═════ Given information
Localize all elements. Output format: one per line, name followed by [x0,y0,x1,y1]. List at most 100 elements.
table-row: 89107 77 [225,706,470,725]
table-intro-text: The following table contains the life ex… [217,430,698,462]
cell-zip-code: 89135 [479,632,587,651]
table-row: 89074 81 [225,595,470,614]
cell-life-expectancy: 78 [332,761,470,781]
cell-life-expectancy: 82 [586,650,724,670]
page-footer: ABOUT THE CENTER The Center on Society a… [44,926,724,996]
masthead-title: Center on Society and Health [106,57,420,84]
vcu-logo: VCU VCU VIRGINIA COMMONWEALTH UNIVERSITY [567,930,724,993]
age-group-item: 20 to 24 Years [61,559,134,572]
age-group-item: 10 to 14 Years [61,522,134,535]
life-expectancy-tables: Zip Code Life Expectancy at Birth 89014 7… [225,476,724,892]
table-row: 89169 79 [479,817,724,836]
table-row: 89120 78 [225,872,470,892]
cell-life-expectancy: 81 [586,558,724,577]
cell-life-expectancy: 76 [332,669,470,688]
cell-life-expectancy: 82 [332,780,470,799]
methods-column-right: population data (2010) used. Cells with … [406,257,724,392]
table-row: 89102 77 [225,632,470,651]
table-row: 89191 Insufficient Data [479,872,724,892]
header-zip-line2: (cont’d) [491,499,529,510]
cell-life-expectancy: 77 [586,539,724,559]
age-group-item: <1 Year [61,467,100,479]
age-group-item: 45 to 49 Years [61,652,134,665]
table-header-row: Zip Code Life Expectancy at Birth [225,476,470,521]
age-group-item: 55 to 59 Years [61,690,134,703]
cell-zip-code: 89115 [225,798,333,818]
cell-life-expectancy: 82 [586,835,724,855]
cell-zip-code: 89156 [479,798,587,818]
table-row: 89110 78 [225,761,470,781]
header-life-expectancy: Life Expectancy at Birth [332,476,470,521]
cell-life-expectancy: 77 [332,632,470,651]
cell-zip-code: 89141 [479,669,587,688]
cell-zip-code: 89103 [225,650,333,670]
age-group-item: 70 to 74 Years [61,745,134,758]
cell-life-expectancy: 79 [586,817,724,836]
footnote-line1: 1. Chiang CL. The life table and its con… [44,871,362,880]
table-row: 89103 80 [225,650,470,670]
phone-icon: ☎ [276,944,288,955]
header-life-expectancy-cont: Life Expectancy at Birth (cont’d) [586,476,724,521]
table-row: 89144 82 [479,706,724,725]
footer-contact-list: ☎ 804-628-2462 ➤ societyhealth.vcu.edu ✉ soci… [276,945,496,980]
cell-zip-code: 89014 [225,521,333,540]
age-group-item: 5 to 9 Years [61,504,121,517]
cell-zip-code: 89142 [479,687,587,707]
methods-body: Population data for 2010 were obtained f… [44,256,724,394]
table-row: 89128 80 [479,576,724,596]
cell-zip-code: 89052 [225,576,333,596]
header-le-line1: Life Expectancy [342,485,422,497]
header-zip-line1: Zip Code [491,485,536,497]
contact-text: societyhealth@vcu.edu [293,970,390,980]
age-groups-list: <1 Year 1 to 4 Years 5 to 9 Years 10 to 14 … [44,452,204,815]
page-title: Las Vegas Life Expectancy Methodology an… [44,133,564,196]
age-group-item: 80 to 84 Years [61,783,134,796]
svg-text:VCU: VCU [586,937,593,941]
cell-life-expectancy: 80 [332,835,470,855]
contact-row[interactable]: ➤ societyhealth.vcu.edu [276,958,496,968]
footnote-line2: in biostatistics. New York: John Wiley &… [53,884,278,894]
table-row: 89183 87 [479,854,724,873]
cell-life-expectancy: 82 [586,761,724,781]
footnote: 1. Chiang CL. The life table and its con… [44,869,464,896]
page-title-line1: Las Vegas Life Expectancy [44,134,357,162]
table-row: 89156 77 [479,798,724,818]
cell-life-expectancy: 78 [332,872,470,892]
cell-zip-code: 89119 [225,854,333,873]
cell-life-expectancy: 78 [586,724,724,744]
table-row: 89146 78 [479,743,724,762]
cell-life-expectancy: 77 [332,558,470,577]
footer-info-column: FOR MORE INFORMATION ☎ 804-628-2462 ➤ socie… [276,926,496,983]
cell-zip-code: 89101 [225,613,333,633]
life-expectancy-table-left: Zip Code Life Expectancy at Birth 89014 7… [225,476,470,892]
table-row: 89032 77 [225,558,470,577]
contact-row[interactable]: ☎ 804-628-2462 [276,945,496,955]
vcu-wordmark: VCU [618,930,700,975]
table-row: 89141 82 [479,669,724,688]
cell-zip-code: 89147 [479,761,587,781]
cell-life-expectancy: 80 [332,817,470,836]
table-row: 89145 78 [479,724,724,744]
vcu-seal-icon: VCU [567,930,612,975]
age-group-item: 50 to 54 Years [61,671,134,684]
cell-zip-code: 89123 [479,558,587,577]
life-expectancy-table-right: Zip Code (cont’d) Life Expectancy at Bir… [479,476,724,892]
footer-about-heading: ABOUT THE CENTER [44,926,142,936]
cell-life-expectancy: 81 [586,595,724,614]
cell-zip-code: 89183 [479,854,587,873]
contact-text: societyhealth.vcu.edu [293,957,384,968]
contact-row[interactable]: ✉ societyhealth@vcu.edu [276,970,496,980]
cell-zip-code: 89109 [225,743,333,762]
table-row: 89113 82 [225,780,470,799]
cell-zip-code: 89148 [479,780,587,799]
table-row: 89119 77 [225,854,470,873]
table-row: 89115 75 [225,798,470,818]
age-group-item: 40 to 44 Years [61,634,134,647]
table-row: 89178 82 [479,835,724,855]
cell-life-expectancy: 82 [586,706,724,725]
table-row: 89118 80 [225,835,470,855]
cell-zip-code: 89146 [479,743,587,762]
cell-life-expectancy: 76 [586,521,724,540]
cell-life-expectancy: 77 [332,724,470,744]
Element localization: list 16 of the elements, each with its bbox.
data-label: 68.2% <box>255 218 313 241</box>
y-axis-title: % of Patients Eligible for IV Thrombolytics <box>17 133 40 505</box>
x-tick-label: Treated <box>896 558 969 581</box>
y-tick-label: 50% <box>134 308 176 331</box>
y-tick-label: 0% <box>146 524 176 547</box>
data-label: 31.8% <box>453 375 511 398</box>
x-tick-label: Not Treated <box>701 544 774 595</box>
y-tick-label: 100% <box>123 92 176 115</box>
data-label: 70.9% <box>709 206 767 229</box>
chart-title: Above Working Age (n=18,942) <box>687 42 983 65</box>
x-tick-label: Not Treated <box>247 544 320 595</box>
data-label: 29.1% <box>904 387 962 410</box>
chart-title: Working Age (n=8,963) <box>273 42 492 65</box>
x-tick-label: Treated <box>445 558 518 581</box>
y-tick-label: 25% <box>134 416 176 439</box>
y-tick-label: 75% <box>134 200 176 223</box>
══════════
- Exercise brief: Emit the records above again, exactly, with no line skipped.

- Task output:
Localize all elements. Output format: one per line, name followed by [x0,y0,x1,y1]. List at most 100 elements.
table-row: 89107 77 [225,706,470,725]
table-intro-text: The following table contains the life ex… [217,430,698,462]
cell-zip-code: 89135 [479,632,587,651]
table-row: 89074 81 [225,595,470,614]
cell-life-expectancy: 78 [332,761,470,781]
cell-life-expectancy: 82 [586,650,724,670]
page-footer: ABOUT THE CENTER The Center on Society a… [44,926,724,996]
masthead-title: Center on Society and Health [106,57,420,84]
vcu-logo: VCU VCU VIRGINIA COMMONWEALTH UNIVERSITY [567,930,724,993]
age-group-item: 20 to 24 Years [61,559,134,572]
age-group-item: 10 to 14 Years [61,522,134,535]
life-expectancy-tables: Zip Code Life Expectancy at Birth 89014 7… [225,476,724,892]
table-row: 89169 79 [479,817,724,836]
table-row: 89120 78 [225,872,470,892]
cell-life-expectancy: 81 [586,558,724,577]
cell-life-expectancy: 76 [332,669,470,688]
cell-life-expectancy: 82 [332,780,470,799]
methods-column-right: population data (2010) used. Cells with … [406,257,724,392]
table-row: 89102 77 [225,632,470,651]
table-row: 89191 Insufficient Data [479,872,724,892]
header-zip-line2: (cont’d) [491,499,529,510]
cell-life-expectancy: 77 [586,539,724,559]
age-group-item: <1 Year [61,467,100,479]
age-group-item: 45 to 49 Years [61,652,134,665]
table-header-row: Zip Code Life Expectancy at Birth [225,476,470,521]
age-group-item: 55 to 59 Years [61,690,134,703]
cell-zip-code: 89115 [225,798,333,818]
cell-life-expectancy: 82 [586,835,724,855]
cell-zip-code: 89156 [479,798,587,818]
table-row: 89110 78 [225,761,470,781]
header-life-expectancy: Life Expectancy at Birth [332,476,470,521]
cell-life-expectancy: 77 [332,632,470,651]
cell-zip-code: 89141 [479,669,587,688]
cell-zip-code: 89103 [225,650,333,670]
age-group-item: 70 to 74 Years [61,745,134,758]
cell-life-expectancy: 79 [586,817,724,836]
footnote-line1: 1. Chiang CL. The life table and its con… [44,871,362,880]
table-row: 89103 80 [225,650,470,670]
phone-icon: ☎ [276,944,288,955]
header-life-expectancy-cont: Life Expectancy at Birth (cont’d) [586,476,724,521]
table-row: 89144 82 [479,706,724,725]
footer-contact-list: ☎ 804-628-2462 ➤ societyhealth.vcu.edu ✉ soci… [276,945,496,980]
cell-zip-code: 89014 [225,521,333,540]
age-group-item: 5 to 9 Years [61,504,121,517]
cell-zip-code: 89142 [479,687,587,707]
methods-body: Population data for 2010 were obtained f… [44,256,724,394]
table-row: 89128 80 [479,576,724,596]
cell-zip-code: 89052 [225,576,333,596]
header-le-line1: Life Expectancy [342,485,422,497]
header-zip-line1: Zip Code [491,485,536,497]
contact-text: societyhealth@vcu.edu [293,970,390,980]
age-groups-list: <1 Year 1 to 4 Years 5 to 9 Years 10 to 14 … [44,452,204,815]
page-title: Las Vegas Life Expectancy Methodology an… [44,133,564,196]
age-group-item: 80 to 84 Years [61,783,134,796]
svg-text:VCU: VCU [586,937,593,941]
cell-life-expectancy: 80 [332,835,470,855]
contact-row[interactable]: ➤ societyhealth.vcu.edu [276,958,496,968]
footnote-line2: in biostatistics. New York: John Wiley &… [53,884,278,894]
table-row: 89183 87 [479,854,724,873]
cell-life-expectancy: 82 [586,761,724,781]
footnote: 1. Chiang CL. The life table and its con… [44,869,464,896]
page-title-line1: Las Vegas Life Expectancy [44,134,357,162]
table-row: 89156 77 [479,798,724,818]
cell-life-expectancy: 78 [332,872,470,892]
cell-zip-code: 89119 [225,854,333,873]
cell-life-expectancy: 78 [586,724,724,744]
table-row: 89146 78 [479,743,724,762]
cell-life-expectancy: 77 [332,558,470,577]
footer-info-column: FOR MORE INFORMATION ☎ 804-628-2462 ➤ socie… [276,926,496,983]
cell-zip-code: 89101 [225,613,333,633]
life-expectancy-table-left: Zip Code Life Expectancy at Birth 89014 7… [225,476,470,892]
table-row: 89032 77 [225,558,470,577]
contact-row[interactable]: ☎ 804-628-2462 [276,945,496,955]
vcu-wordmark: VCU [618,930,700,975]
table-row: 89141 82 [479,669,724,688]
cell-zip-code: 89147 [479,761,587,781]
cell-life-expectancy: 80 [332,817,470,836]
table-row: 89145 78 [479,724,724,744]
vcu-seal-icon: VCU [567,930,612,975]
age-group-item: 50 to 54 Years [61,671,134,684]
cell-zip-code: 89123 [479,558,587,577]
life-expectancy-table-right: Zip Code (cont’d) Life Expectancy at Bir… [479,476,724,892]
footer-about-heading: ABOUT THE CENTER [44,926,142,936]
cell-life-expectancy: 81 [586,595,724,614]
cell-zip-code: 89183 [479,854,587,873]
contact-text: societyhealth.vcu.edu [293,957,384,968]
contact-row[interactable]: ✉ societyhealth@vcu.edu [276,970,496,980]
cell-zip-code: 89109 [225,743,333,762]
table-row: 89113 82 [225,780,470,799]
cell-zip-code: 89148 [479,780,587,799]
table-row: 89119 77 [225,854,470,873]
table-row: 89115 75 [225,798,470,818]
age-group-item: 40 to 44 Years [61,634,134,647]
table-row: 89178 82 [479,835,724,855]
cell-life-expectancy: 82 [586,706,724,725]
table-row: 89118 80 [225,835,470,855]
cell-zip-code: 89146 [479,743,587,762]
cell-life-expectancy: 76 [586,521,724,540]
cell-life-expectancy: 77 [332,724,470,744]
Element localization: list 16 of the elements, each with its bbox.
data-label: 68.2% <box>255 218 313 241</box>
y-axis-title: % of Patients Eligible for IV Thrombolytics <box>17 133 40 505</box>
x-tick-label: Treated <box>896 558 969 581</box>
y-tick-label: 50% <box>134 308 176 331</box>
y-tick-label: 0% <box>146 524 176 547</box>
data-label: 31.8% <box>453 375 511 398</box>
x-tick-label: Not Treated <box>701 544 774 595</box>
y-tick-label: 100% <box>123 92 176 115</box>
data-label: 70.9% <box>709 206 767 229</box>
chart-title: Above Working Age (n=18,942) <box>687 42 983 65</box>
x-tick-label: Not Treated <box>247 544 320 595</box>
data-label: 29.1% <box>904 387 962 410</box>
chart-title: Working Age (n=8,963) <box>273 42 492 65</box>
x-tick-label: Treated <box>445 558 518 581</box>
y-tick-label: 25% <box>134 416 176 439</box>
y-tick-label: 75% <box>134 200 176 223</box>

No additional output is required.